EXERCISE INPUT

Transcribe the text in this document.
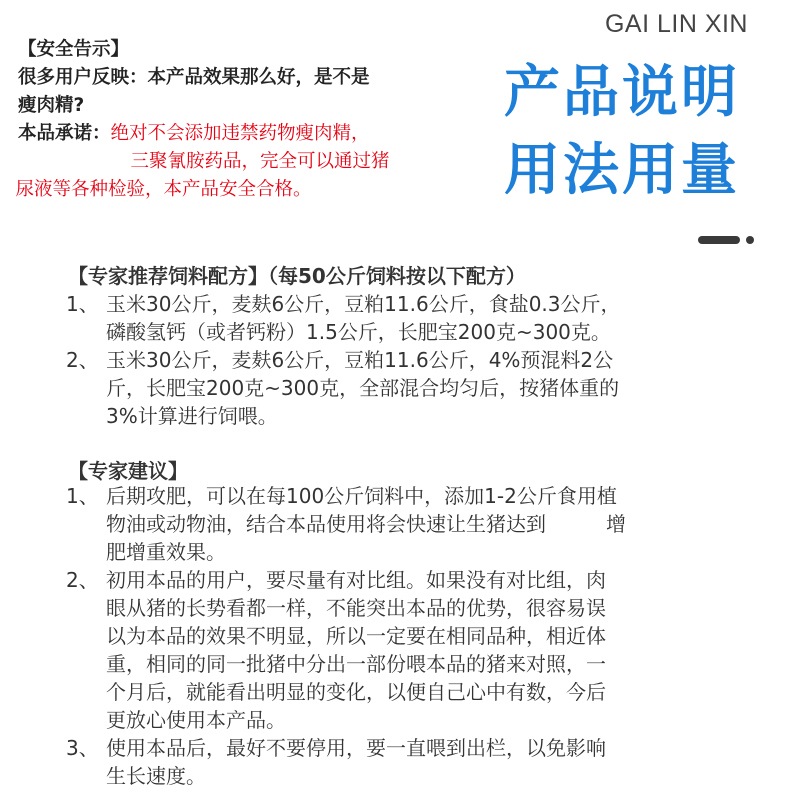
GAI LIN XIN
【安全告示】
很多用户反映：本产品效果那么好，是不是
瘦肉精?
本品承诺： 绝对不会添加违禁药物瘦肉精，
三聚氰胺药品，完全可以通过猪
尿液等各种检验，本产品安全合格。
产品说明
用法用量
【专家推荐饲料配方】（每50公斤饲料按以下配方）
1、 玉米30公斤，麦麸6公斤，豆粕11.6公斤，食盐0.3公斤，
磷酸氢钙（或者钙粉）1.5公斤，长肥宝200克~300克。
2、 玉米30公斤，麦麸6公斤，豆粕11.6公斤，4%预混料2公
斤，长肥宝200克~300克，全部混合均匀后，按猪体重的
3%计算进行饲喂。
【专家建议】
1、 后期攻肥，可以在每100公斤饲料中，添加1-2公斤食用植
物油或动物油，结合本品使用将会快速让生猪达到　　　增
肥增重效果。
2、 初用本品的用户，要尽量有对比组。如果没有对比组，肉
眼从猪的长势看都一样，不能突出本品的优势，很容易误
以为本品的效果不明显，所以一定要在相同品种，相近体
重，相同的同一批猪中分出一部份喂本品的猪来对照，一
个月后，就能看出明显的变化，以便自己心中有数，今后
更放心使用本产品。
3、 使用本品后，最好不要停用，要一直喂到出栏，以免影响
生长速度。
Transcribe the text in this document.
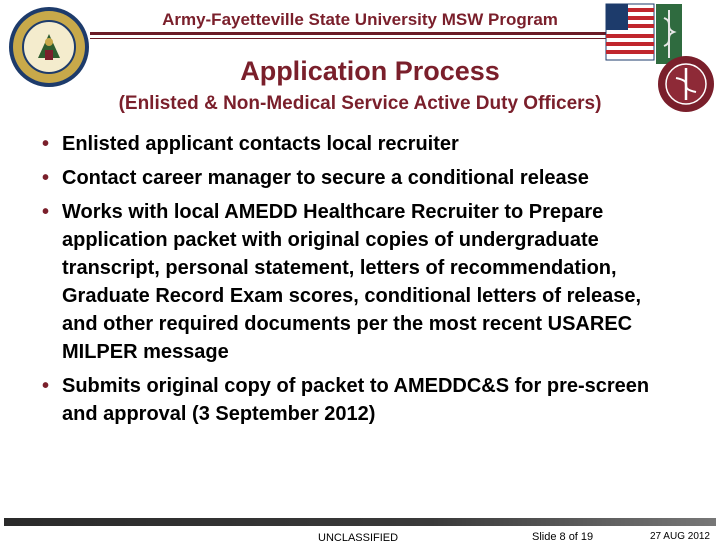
Army-Fayetteville State University MSW Program
Application Process
(Enlisted & Non-Medical Service Active Duty Officers)
• Enlisted applicant contacts local recruiter
• Contact career manager to secure a conditional release
• Works with local AMEDD Healthcare Recruiter to Prepare application packet with original copies of undergraduate transcript, personal statement, letters of recommendation, Graduate Record Exam scores, conditional letters of release, and other required documents per the most recent USAREC MILPER message
• Submits original copy of packet to AMEDDC&S for pre-screen and approval (3 September 2012)
UNCLASSIFIED	Slide 8 of 19	27 AUG 2012
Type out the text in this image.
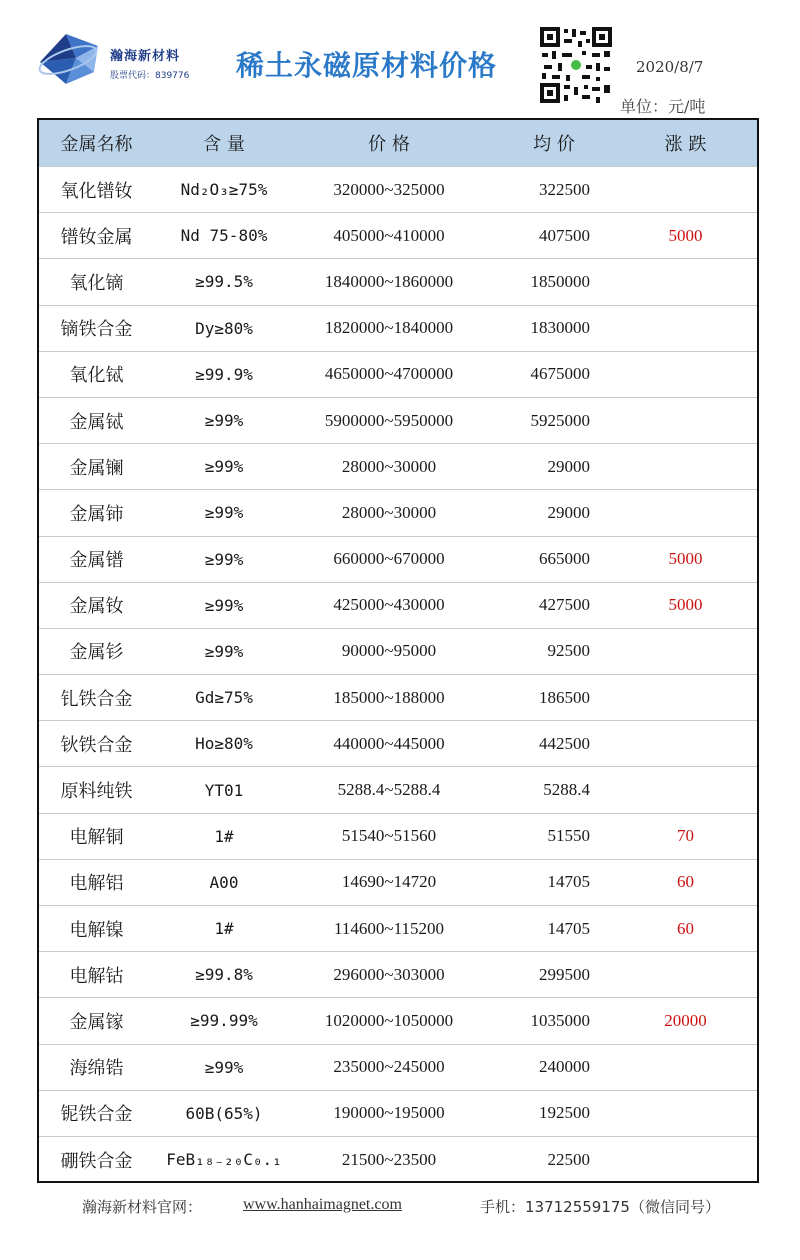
瀚海新材料
股票代码：839776 稀土永磁原材料价格	2020/8/7
单位：元/吨
金属名称	含 量	价 格	均 价	涨 跌
氧化镨钕	Nd₂O₃≥75%	320000~325000	322500
镨钕金属	Nd 75-80%	405000~410000	407500	5000
氧化镝	≥99.5%	1840000~1860000	1850000
镝铁合金	Dy≥80%	1820000~1840000	1830000
氧化铽	≥99.9%	4650000~4700000	4675000
金属铽	≥99%	5900000~5950000	5925000
金属镧	≥99%	28000~30000	29000
金属铈	≥99%	28000~30000	29000
金属镨	≥99%	660000~670000	665000	5000
金属钕	≥99%	425000~430000	427500	5000
金属钐	≥99%	90000~95000	92500
钆铁合金	Gd≥75%	185000~188000	186500
钬铁合金	Ho≥80%	440000~445000	442500
原料纯铁	YT01	5288.4~5288.4	5288.4
电解铜	1#	51540~51560	51550	70
电解铝	A00	14690~14720	14705	60
电解镍	1#	114600~115200	14705	60
电解钴	≥99.8%	296000~303000	299500
金属镓	≥99.99%	1020000~1050000	1035000	20000
海绵锆	≥99%	235000~245000	240000
铌铁合金	60B(65%)	190000~195000	192500
硼铁合金	FeB₁₈₋₂₀C₀.₁	21500~23500	22500
瀚海新材料官网：	www.hanhaimagnet.com	手机：13712559175（微信同号）
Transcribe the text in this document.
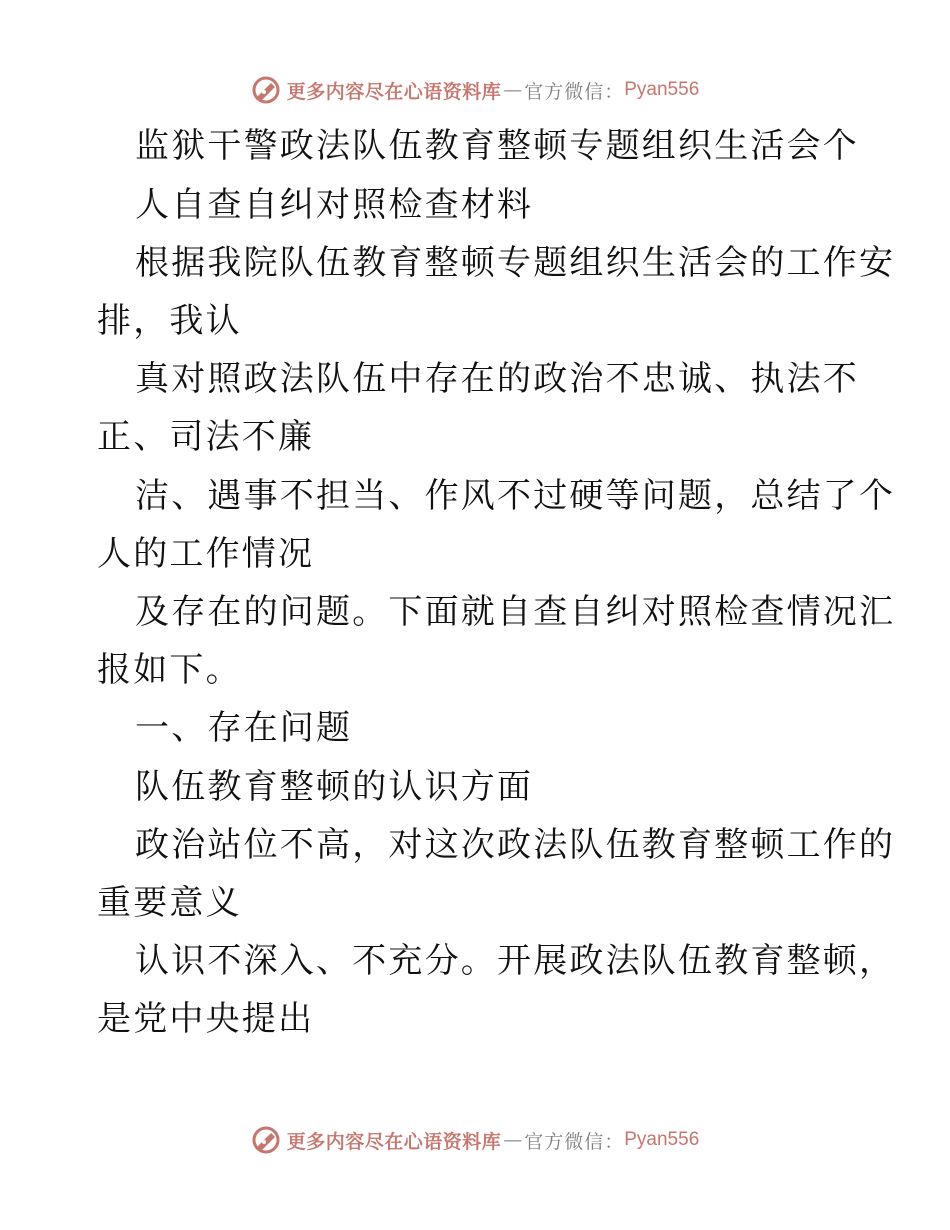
更多内容尽在心语资料库 — 官方微信： Pyan556
监狱干警政法队伍教育整顿专题组织生活会个
人自查自纠对照检查材料
根据我院队伍教育整顿专题组织生活会的工作安
排，我认
真对照政法队伍中存在的政治不忠诚、执法不
正、司法不廉
洁、遇事不担当、作风不过硬等问题，总结了个
人的工作情况
及存在的问题。下面就自查自纠对照检查情况汇
报如下。
一、存在问题
队伍教育整顿的认识方面
政治站位不高，对这次政法队伍教育整顿工作的
重要意义
认识不深入、不充分。开展政法队伍教育整顿，
是党中央提出
更多内容尽在心语资料库 — 官方微信： Pyan556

WHAT YOU ARE ASKED TO DO
Give the entries again word for word, but skip the pictures.

CORRECT OUTPUT
Transcribe the text in this document.
GAI LIN XIN
【安全告示】
很多用户反映：本产品效果那么好，是不是
瘦肉精?
本品承诺： 绝对不会添加违禁药物瘦肉精，
三聚氰胺药品，完全可以通过猪
尿液等各种检验，本产品安全合格。
产品说明
用法用量
【专家推荐饲料配方】（每50公斤饲料按以下配方）
1、 玉米30公斤，麦麸6公斤，豆粕11.6公斤，食盐0.3公斤，
磷酸氢钙（或者钙粉）1.5公斤，长肥宝200克~300克。
2、 玉米30公斤，麦麸6公斤，豆粕11.6公斤，4%预混料2公
斤，长肥宝200克~300克，全部混合均匀后，按猪体重的
3%计算进行饲喂。
【专家建议】
1、 后期攻肥，可以在每100公斤饲料中，添加1-2公斤食用植
物油或动物油，结合本品使用将会快速让生猪达到　　　增
肥增重效果。
2、 初用本品的用户，要尽量有对比组。如果没有对比组，肉
眼从猪的长势看都一样，不能突出本品的优势，很容易误
以为本品的效果不明显，所以一定要在相同品种，相近体
重，相同的同一批猪中分出一部份喂本品的猪来对照，一
个月后，就能看出明显的变化，以便自己心中有数，今后
更放心使用本产品。
3、 使用本品后，最好不要停用，要一直喂到出栏，以免影响
生长速度。
Transcribe the text in this document.
Army-Fayetteville State University MSW Program
Application Process
(Enlisted & Non-Medical Service Active Duty Officers)
• Enlisted applicant contacts local recruiter
• Contact career manager to secure a conditional release
• Works with local AMEDD Healthcare Recruiter to Prepare application packet with original copies of undergraduate transcript, personal statement, letters of recommendation, Graduate Record Exam scores, conditional letters of release, and other required documents per the most recent USAREC MILPER message
• Submits original copy of packet to AMEDDC&S for pre-screen and approval (3 September 2012)
UNCLASSIFIED	Slide 8 of 19	27 AUG 2012
Type out the text in this image.
瀚海新材料
股票代码：839776 稀土永磁原材料价格	2020/8/7
单位：元/吨
金属名称	含 量	价 格	均 价	涨 跌
氧化镨钕	Nd₂O₃≥75%	320000~325000	322500
镨钕金属	Nd 75-80%	405000~410000	407500	5000
氧化镝	≥99.5%	1840000~1860000	1850000
镝铁合金	Dy≥80%	1820000~1840000	1830000
氧化铽	≥99.9%	4650000~4700000	4675000
金属铽	≥99%	5900000~5950000	5925000
金属镧	≥99%	28000~30000	29000
金属铈	≥99%	28000~30000	29000
金属镨	≥99%	660000~670000	665000	5000
金属钕	≥99%	425000~430000	427500	5000
金属钐	≥99%	90000~95000	92500
钆铁合金	Gd≥75%	185000~188000	186500
钬铁合金	Ho≥80%	440000~445000	442500
原料纯铁	YT01	5288.4~5288.4	5288.4
电解铜	1#	51540~51560	51550	70
电解铝	A00	14690~14720	14705	60
电解镍	1#	114600~115200	14705	60
电解钴	≥99.8%	296000~303000	299500
金属镓	≥99.99%	1020000~1050000	1035000	20000
海绵锆	≥99%	235000~245000	240000
铌铁合金	60B(65%)	190000~195000	192500
硼铁合金	FeB₁₈₋₂₀C₀.₁	21500~23500	22500
瀚海新材料官网：	www.hanhaimagnet.com	手机：13712559175（微信同号）
Transcribe the text in this document.
更多内容尽在心语资料库 — 官方微信： Pyan556
监狱干警政法队伍教育整顿专题组织生活会个
人自查自纠对照检查材料
根据我院队伍教育整顿专题组织生活会的工作安
排，我认
真对照政法队伍中存在的政治不忠诚、执法不
正、司法不廉
洁、遇事不担当、作风不过硬等问题，总结了个
人的工作情况
及存在的问题。下面就自查自纠对照检查情况汇
报如下。
一、存在问题
队伍教育整顿的认识方面
政治站位不高，对这次政法队伍教育整顿工作的
重要意义
认识不深入、不充分。开展政法队伍教育整顿，
是党中央提出
更多内容尽在心语资料库 — 官方微信： Pyan556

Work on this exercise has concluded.